* WORK INSTRUCTIONS:
In full and without deviation, write out the entries that follow.

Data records

------------------------

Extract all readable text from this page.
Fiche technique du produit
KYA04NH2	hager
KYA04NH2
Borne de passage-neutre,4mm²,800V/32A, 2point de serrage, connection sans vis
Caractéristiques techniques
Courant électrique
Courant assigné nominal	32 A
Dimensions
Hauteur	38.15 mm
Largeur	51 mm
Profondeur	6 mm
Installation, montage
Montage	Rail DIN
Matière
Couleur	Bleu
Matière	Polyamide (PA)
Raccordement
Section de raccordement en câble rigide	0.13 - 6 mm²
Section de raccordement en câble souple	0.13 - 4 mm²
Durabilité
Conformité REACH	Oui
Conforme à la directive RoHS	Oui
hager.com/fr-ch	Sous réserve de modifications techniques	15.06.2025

------------------------

* WORKED ANSWER:
Extract all readable text from this page.
Fiche technique du produit
KYA04NH2	hager
KYA04NH2
Borne de passage-neutre,4mm²,800V/32A, 2point de serrage, connection sans vis
Caractéristiques techniques
Courant électrique
Courant assigné nominal	32 A
Dimensions
Hauteur	38.15 mm
Largeur	51 mm
Profondeur	6 mm
Installation, montage
Montage	Rail DIN
Matière
Couleur	Bleu
Matière	Polyamide (PA)
Raccordement
Section de raccordement en câble rigide	0.13 - 6 mm²
Section de raccordement en câble souple	0.13 - 4 mm²
Durabilité
Conformité REACH	Oui
Conforme à la directive RoHS	Oui
hager.com/fr-ch	Sous réserve de modifications techniques	15.06.2025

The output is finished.